● The problem
Count the lines below that contain the word "color", and reply with that number alone.

● Recorded data
=====

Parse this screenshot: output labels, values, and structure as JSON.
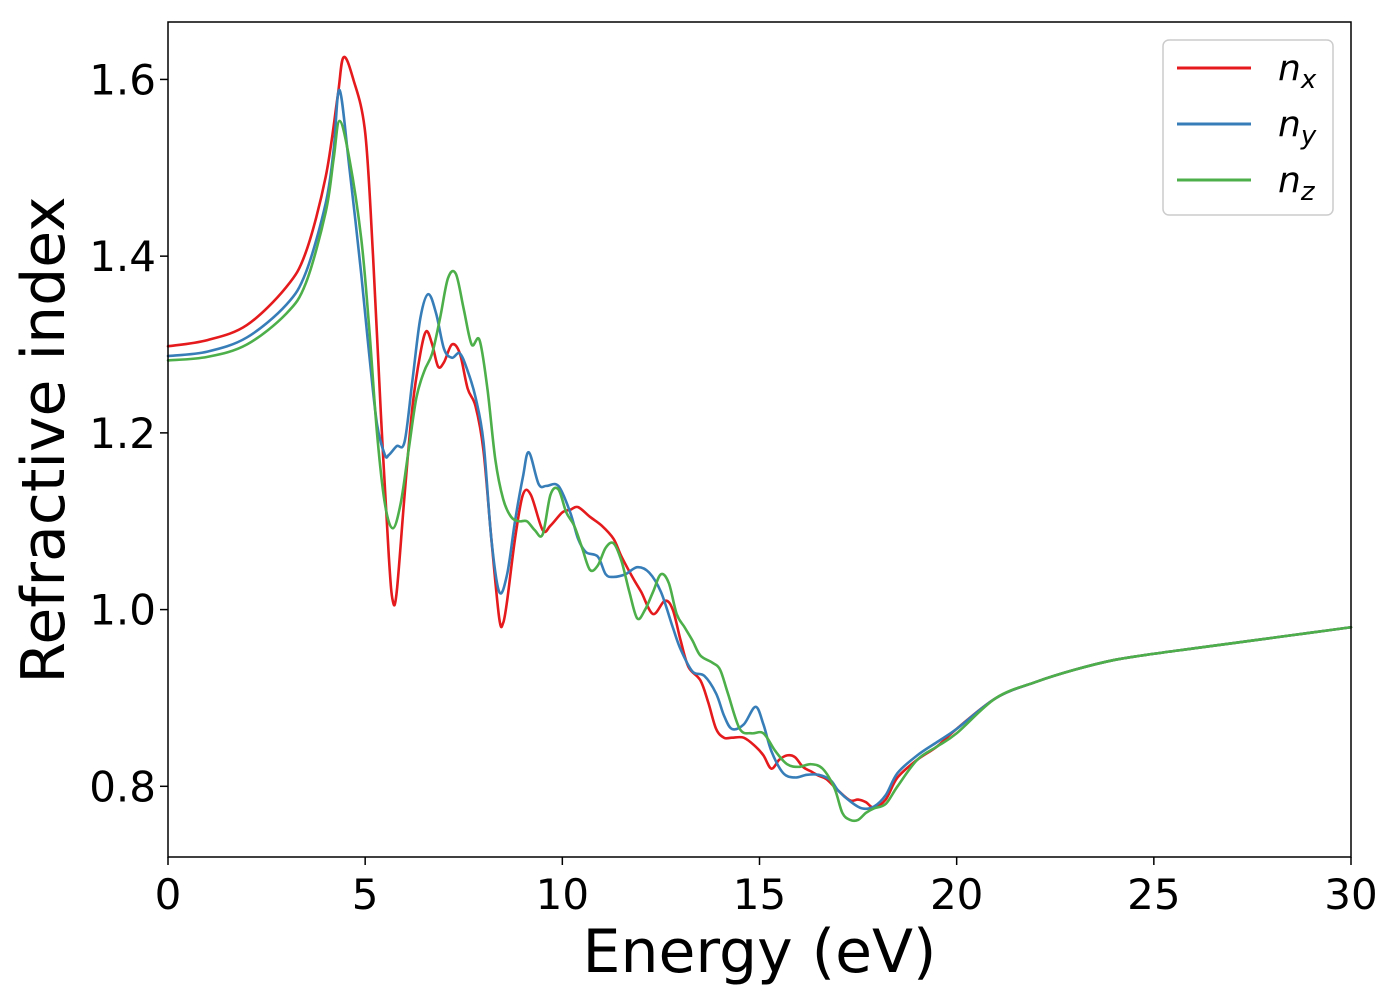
{
  "chart_data": {
    "type": "line",
    "title": "",
    "xlabel": "Energy (eV)",
    "ylabel": "Refractive index",
    "xlim": [
      0,
      30
    ],
    "ylim": [
      0.72,
      1.665
    ],
    "xticks": [
      0,
      5,
      10,
      15,
      20,
      25,
      30
    ],
    "yticks": [
      0.8,
      1.0,
      1.2,
      1.4,
      1.6
    ],
    "xtick_labels": [
      "0",
      "5",
      "10",
      "15",
      "20",
      "25",
      "30"
    ],
    "ytick_labels": [
      "0.8",
      "1.0",
      "1.2",
      "1.4",
      "1.6"
    ],
    "grid": false,
    "legend": {
      "placement": "top-right",
      "entries": [
        {
          "base": "n",
          "sub": "x"
        },
        {
          "base": "n",
          "sub": "y"
        },
        {
          "base": "n",
          "sub": "z"
        }
      ]
    },
    "series": [
      {
        "name": "n_x",
        "color": "#e41a1c",
        "x": [
          0,
          1,
          2,
          3,
          3.5,
          4,
          4.3,
          4.45,
          4.7,
          5.0,
          5.2,
          5.4,
          5.6,
          5.7,
          5.8,
          6.0,
          6.2,
          6.4,
          6.55,
          6.7,
          6.85,
          7.0,
          7.2,
          7.4,
          7.6,
          7.8,
          8.0,
          8.2,
          8.4,
          8.5,
          8.6,
          8.8,
          9.0,
          9.2,
          9.5,
          9.7,
          10.0,
          10.2,
          10.4,
          10.7,
          11.0,
          11.3,
          11.5,
          11.8,
          12.0,
          12.3,
          12.6,
          12.8,
          13.0,
          13.2,
          13.5,
          13.7,
          13.9,
          14.1,
          14.3,
          14.6,
          14.9,
          15.1,
          15.3,
          15.5,
          15.7,
          15.9,
          16.1,
          16.3,
          16.5,
          16.7,
          17.0,
          17.3,
          17.5,
          17.7,
          17.9,
          18.2,
          18.5,
          19.0,
          19.5,
          20.0,
          21.0,
          22.0,
          23.0,
          24.0,
          25.0,
          26.0,
          27.0,
          28.0,
          29.0,
          30.0
        ],
        "y": [
          1.298,
          1.305,
          1.322,
          1.365,
          1.405,
          1.49,
          1.58,
          1.625,
          1.6,
          1.54,
          1.4,
          1.22,
          1.06,
          1.01,
          1.02,
          1.13,
          1.23,
          1.29,
          1.315,
          1.3,
          1.275,
          1.28,
          1.3,
          1.29,
          1.25,
          1.23,
          1.18,
          1.08,
          0.99,
          0.985,
          1.01,
          1.08,
          1.13,
          1.13,
          1.09,
          1.095,
          1.11,
          1.113,
          1.116,
          1.105,
          1.095,
          1.08,
          1.06,
          1.035,
          1.02,
          0.995,
          1.01,
          1.0,
          0.965,
          0.935,
          0.92,
          0.895,
          0.865,
          0.855,
          0.855,
          0.855,
          0.845,
          0.835,
          0.82,
          0.83,
          0.835,
          0.833,
          0.822,
          0.817,
          0.812,
          0.808,
          0.795,
          0.784,
          0.785,
          0.782,
          0.776,
          0.785,
          0.81,
          0.83,
          0.845,
          0.865,
          0.9,
          0.918,
          0.932,
          0.943,
          0.95,
          0.956,
          0.962,
          0.968,
          0.974,
          0.98
        ]
      },
      {
        "name": "n_y",
        "color": "#377eb8",
        "x": [
          0,
          1,
          2,
          3,
          3.5,
          4,
          4.2,
          4.35,
          4.6,
          4.9,
          5.1,
          5.3,
          5.5,
          5.6,
          5.8,
          6.0,
          6.2,
          6.4,
          6.6,
          6.8,
          7.0,
          7.2,
          7.4,
          7.6,
          7.8,
          8.0,
          8.2,
          8.4,
          8.6,
          8.8,
          9.0,
          9.15,
          9.4,
          9.6,
          9.9,
          10.2,
          10.4,
          10.6,
          10.9,
          11.1,
          11.3,
          11.6,
          11.9,
          12.2,
          12.5,
          12.8,
          13.0,
          13.3,
          13.6,
          13.9,
          14.1,
          14.3,
          14.6,
          14.9,
          15.1,
          15.3,
          15.6,
          15.9,
          16.2,
          16.5,
          16.8,
          17.0,
          17.3,
          17.6,
          17.9,
          18.2,
          18.5,
          19.0,
          19.5,
          20.0,
          21.0,
          22.0,
          23.0,
          24.0,
          25.0,
          26.0,
          27.0,
          28.0,
          29.0,
          30.0
        ],
        "y": [
          1.287,
          1.292,
          1.308,
          1.345,
          1.382,
          1.46,
          1.52,
          1.588,
          1.5,
          1.38,
          1.29,
          1.21,
          1.175,
          1.175,
          1.185,
          1.19,
          1.26,
          1.33,
          1.357,
          1.335,
          1.295,
          1.285,
          1.29,
          1.27,
          1.24,
          1.19,
          1.08,
          1.02,
          1.04,
          1.1,
          1.15,
          1.178,
          1.142,
          1.14,
          1.14,
          1.11,
          1.08,
          1.065,
          1.06,
          1.04,
          1.037,
          1.04,
          1.048,
          1.042,
          1.02,
          0.98,
          0.955,
          0.93,
          0.925,
          0.905,
          0.88,
          0.865,
          0.87,
          0.89,
          0.87,
          0.84,
          0.815,
          0.81,
          0.813,
          0.813,
          0.807,
          0.795,
          0.783,
          0.775,
          0.777,
          0.79,
          0.815,
          0.835,
          0.85,
          0.865,
          0.9,
          0.918,
          0.932,
          0.943,
          0.95,
          0.956,
          0.962,
          0.968,
          0.974,
          0.98
        ]
      },
      {
        "name": "n_z",
        "color": "#4daf4a",
        "x": [
          0,
          1,
          2,
          3,
          3.5,
          4,
          4.2,
          4.35,
          4.6,
          4.9,
          5.1,
          5.3,
          5.5,
          5.7,
          5.9,
          6.1,
          6.3,
          6.5,
          6.7,
          6.9,
          7.1,
          7.3,
          7.5,
          7.7,
          7.9,
          8.1,
          8.3,
          8.5,
          8.7,
          8.9,
          9.1,
          9.3,
          9.5,
          9.7,
          9.9,
          10.1,
          10.3,
          10.5,
          10.7,
          10.9,
          11.1,
          11.3,
          11.5,
          11.7,
          11.9,
          12.1,
          12.3,
          12.5,
          12.7,
          12.9,
          13.1,
          13.3,
          13.5,
          13.8,
          14.0,
          14.2,
          14.5,
          14.8,
          15.1,
          15.4,
          15.7,
          16.0,
          16.3,
          16.6,
          16.9,
          17.1,
          17.3,
          17.5,
          17.7,
          17.9,
          18.2,
          18.5,
          19.0,
          19.5,
          20.0,
          21.0,
          22.0,
          23.0,
          24.0,
          25.0,
          26.0,
          27.0,
          28.0,
          29.0,
          30.0
        ],
        "y": [
          1.282,
          1.286,
          1.3,
          1.335,
          1.37,
          1.45,
          1.51,
          1.553,
          1.51,
          1.42,
          1.32,
          1.2,
          1.12,
          1.092,
          1.12,
          1.18,
          1.24,
          1.27,
          1.29,
          1.33,
          1.375,
          1.38,
          1.34,
          1.3,
          1.305,
          1.25,
          1.17,
          1.125,
          1.105,
          1.1,
          1.1,
          1.09,
          1.085,
          1.13,
          1.136,
          1.11,
          1.095,
          1.07,
          1.045,
          1.05,
          1.07,
          1.075,
          1.055,
          1.02,
          0.99,
          1.0,
          1.02,
          1.04,
          1.03,
          0.995,
          0.98,
          0.965,
          0.948,
          0.94,
          0.932,
          0.905,
          0.865,
          0.86,
          0.86,
          0.84,
          0.825,
          0.822,
          0.825,
          0.82,
          0.798,
          0.77,
          0.762,
          0.762,
          0.77,
          0.775,
          0.78,
          0.8,
          0.83,
          0.845,
          0.86,
          0.9,
          0.918,
          0.932,
          0.943,
          0.95,
          0.956,
          0.962,
          0.968,
          0.974,
          0.98
        ]
      }
    ]
  }
}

=====

● Response to the exercise
3